Without altering anything, output the material below.

**A block of data:**

* * * * * * * * *

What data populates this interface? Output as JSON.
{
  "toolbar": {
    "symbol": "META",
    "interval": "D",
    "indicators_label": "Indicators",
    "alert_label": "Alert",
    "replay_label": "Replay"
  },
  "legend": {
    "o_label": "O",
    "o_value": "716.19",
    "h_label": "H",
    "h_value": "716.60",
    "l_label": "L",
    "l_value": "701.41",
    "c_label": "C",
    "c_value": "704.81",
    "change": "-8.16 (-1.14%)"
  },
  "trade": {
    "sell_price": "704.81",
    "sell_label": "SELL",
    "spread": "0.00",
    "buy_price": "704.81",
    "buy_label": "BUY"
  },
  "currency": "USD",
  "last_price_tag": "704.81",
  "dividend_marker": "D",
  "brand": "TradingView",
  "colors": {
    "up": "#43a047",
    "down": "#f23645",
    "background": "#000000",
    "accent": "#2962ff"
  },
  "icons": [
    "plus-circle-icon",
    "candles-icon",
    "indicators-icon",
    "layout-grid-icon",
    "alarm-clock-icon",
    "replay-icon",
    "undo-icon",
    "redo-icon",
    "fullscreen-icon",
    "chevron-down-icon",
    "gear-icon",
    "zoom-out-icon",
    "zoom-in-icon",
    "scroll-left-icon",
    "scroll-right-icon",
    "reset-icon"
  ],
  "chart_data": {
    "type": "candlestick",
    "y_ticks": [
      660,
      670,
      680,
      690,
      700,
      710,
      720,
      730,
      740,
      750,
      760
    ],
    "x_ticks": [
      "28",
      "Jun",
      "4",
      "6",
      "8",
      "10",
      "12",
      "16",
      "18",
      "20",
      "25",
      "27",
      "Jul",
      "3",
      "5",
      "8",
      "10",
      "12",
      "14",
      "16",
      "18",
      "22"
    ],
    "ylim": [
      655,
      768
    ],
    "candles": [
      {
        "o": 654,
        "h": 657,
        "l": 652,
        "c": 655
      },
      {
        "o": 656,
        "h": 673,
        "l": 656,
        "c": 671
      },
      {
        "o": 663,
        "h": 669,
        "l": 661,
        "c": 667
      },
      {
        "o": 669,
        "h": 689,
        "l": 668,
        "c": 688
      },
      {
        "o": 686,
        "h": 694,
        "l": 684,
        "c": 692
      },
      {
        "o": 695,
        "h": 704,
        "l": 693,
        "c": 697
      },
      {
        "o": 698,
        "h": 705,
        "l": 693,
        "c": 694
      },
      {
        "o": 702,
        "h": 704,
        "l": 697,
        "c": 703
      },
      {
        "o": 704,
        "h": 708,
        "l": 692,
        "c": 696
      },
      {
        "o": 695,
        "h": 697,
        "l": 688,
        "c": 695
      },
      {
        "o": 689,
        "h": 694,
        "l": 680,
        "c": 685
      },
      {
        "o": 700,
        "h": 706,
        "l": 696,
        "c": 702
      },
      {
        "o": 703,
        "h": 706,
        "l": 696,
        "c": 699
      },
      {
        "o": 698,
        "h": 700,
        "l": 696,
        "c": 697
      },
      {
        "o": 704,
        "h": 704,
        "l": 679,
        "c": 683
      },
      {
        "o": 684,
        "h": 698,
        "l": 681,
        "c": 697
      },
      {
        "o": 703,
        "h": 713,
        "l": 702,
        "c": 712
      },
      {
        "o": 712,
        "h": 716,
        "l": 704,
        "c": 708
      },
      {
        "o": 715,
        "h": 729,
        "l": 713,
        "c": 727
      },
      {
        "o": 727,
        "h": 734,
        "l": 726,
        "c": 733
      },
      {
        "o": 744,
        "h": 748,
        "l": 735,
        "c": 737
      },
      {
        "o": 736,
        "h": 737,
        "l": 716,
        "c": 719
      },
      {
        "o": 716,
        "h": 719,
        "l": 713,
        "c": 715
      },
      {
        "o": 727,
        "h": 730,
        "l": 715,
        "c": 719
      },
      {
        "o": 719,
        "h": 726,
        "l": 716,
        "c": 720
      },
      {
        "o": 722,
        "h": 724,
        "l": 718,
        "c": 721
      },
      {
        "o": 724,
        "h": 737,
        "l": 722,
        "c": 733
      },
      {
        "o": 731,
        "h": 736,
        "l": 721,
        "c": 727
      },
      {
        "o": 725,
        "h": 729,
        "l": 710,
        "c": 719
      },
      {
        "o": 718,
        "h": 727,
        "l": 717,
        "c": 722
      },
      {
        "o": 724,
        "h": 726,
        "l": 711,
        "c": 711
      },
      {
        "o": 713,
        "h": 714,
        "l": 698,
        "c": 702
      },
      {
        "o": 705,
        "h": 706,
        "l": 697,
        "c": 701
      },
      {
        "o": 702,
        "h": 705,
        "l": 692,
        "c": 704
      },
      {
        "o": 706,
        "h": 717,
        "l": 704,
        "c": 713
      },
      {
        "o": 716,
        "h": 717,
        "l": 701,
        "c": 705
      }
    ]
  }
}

* * * * * * * * *

**Result of this exercise:**
What data populates this interface? Output as JSON.
{
  "toolbar": {
    "symbol": "META",
    "interval": "D",
    "indicators_label": "Indicators",
    "alert_label": "Alert",
    "replay_label": "Replay"
  },
  "legend": {
    "o_label": "O",
    "o_value": "716.19",
    "h_label": "H",
    "h_value": "716.60",
    "l_label": "L",
    "l_value": "701.41",
    "c_label": "C",
    "c_value": "704.81",
    "change": "-8.16 (-1.14%)"
  },
  "trade": {
    "sell_price": "704.81",
    "sell_label": "SELL",
    "spread": "0.00",
    "buy_price": "704.81",
    "buy_label": "BUY"
  },
  "currency": "USD",
  "last_price_tag": "704.81",
  "dividend_marker": "D",
  "brand": "TradingView",
  "colors": {
    "up": "#43a047",
    "down": "#f23645",
    "background": "#000000",
    "accent": "#2962ff"
  },
  "icons": [
    "plus-circle-icon",
    "candles-icon",
    "indicators-icon",
    "layout-grid-icon",
    "alarm-clock-icon",
    "replay-icon",
    "undo-icon",
    "redo-icon",
    "fullscreen-icon",
    "chevron-down-icon",
    "gear-icon",
    "zoom-out-icon",
    "zoom-in-icon",
    "scroll-left-icon",
    "scroll-right-icon",
    "reset-icon"
  ],
  "chart_data": {
    "type": "candlestick",
    "y_ticks": [
      660,
      670,
      680,
      690,
      700,
      710,
      720,
      730,
      740,
      750,
      760
    ],
    "x_ticks": [
      "28",
      "Jun",
      "4",
      "6",
      "8",
      "10",
      "12",
      "16",
      "18",
      "20",
      "25",
      "27",
      "Jul",
      "3",
      "5",
      "8",
      "10",
      "12",
      "14",
      "16",
      "18",
      "22"
    ],
    "ylim": [
      655,
      768
    ],
    "candles": [
      {
        "o": 654,
        "h": 657,
        "l": 652,
        "c": 655
      },
      {
        "o": 656,
        "h": 673,
        "l": 656,
        "c": 671
      },
      {
        "o": 663,
        "h": 669,
        "l": 661,
        "c": 667
      },
      {
        "o": 669,
        "h": 689,
        "l": 668,
        "c": 688
      },
      {
        "o": 686,
        "h": 694,
        "l": 684,
        "c": 692
      },
      {
        "o": 695,
        "h": 704,
        "l": 693,
        "c": 697
      },
      {
        "o": 698,
        "h": 705,
        "l": 693,
        "c": 694
      },
      {
        "o": 702,
        "h": 704,
        "l": 697,
        "c": 703
      },
      {
        "o": 704,
        "h": 708,
        "l": 692,
        "c": 696
      },
      {
        "o": 695,
        "h": 697,
        "l": 688,
        "c": 695
      },
      {
        "o": 689,
        "h": 694,
        "l": 680,
        "c": 685
      },
      {
        "o": 700,
        "h": 706,
        "l": 696,
        "c": 702
      },
      {
        "o": 703,
        "h": 706,
        "l": 696,
        "c": 699
      },
      {
        "o": 698,
        "h": 700,
        "l": 696,
        "c": 697
      },
      {
        "o": 704,
        "h": 704,
        "l": 679,
        "c": 683
      },
      {
        "o": 684,
        "h": 698,
        "l": 681,
        "c": 697
      },
      {
        "o": 703,
        "h": 713,
        "l": 702,
        "c": 712
      },
      {
        "o": 712,
        "h": 716,
        "l": 704,
        "c": 708
      },
      {
        "o": 715,
        "h": 729,
        "l": 713,
        "c": 727
      },
      {
        "o": 727,
        "h": 734,
        "l": 726,
        "c": 733
      },
      {
        "o": 744,
        "h": 748,
        "l": 735,
        "c": 737
      },
      {
        "o": 736,
        "h": 737,
        "l": 716,
        "c": 719
      },
      {
        "o": 716,
        "h": 719,
        "l": 713,
        "c": 715
      },
      {
        "o": 727,
        "h": 730,
        "l": 715,
        "c": 719
      },
      {
        "o": 719,
        "h": 726,
        "l": 716,
        "c": 720
      },
      {
        "o": 722,
        "h": 724,
        "l": 718,
        "c": 721
      },
      {
        "o": 724,
        "h": 737,
        "l": 722,
        "c": 733
      },
      {
        "o": 731,
        "h": 736,
        "l": 721,
        "c": 727
      },
      {
        "o": 725,
        "h": 729,
        "l": 710,
        "c": 719
      },
      {
        "o": 718,
        "h": 727,
        "l": 717,
        "c": 722
      },
      {
        "o": 724,
        "h": 726,
        "l": 711,
        "c": 711
      },
      {
        "o": 713,
        "h": 714,
        "l": 698,
        "c": 702
      },
      {
        "o": 705,
        "h": 706,
        "l": 697,
        "c": 701
      },
      {
        "o": 702,
        "h": 705,
        "l": 692,
        "c": 704
      },
      {
        "o": 706,
        "h": 717,
        "l": 704,
        "c": 713
      },
      {
        "o": 716,
        "h": 717,
        "l": 701,
        "c": 705
      }
    ]
  }
}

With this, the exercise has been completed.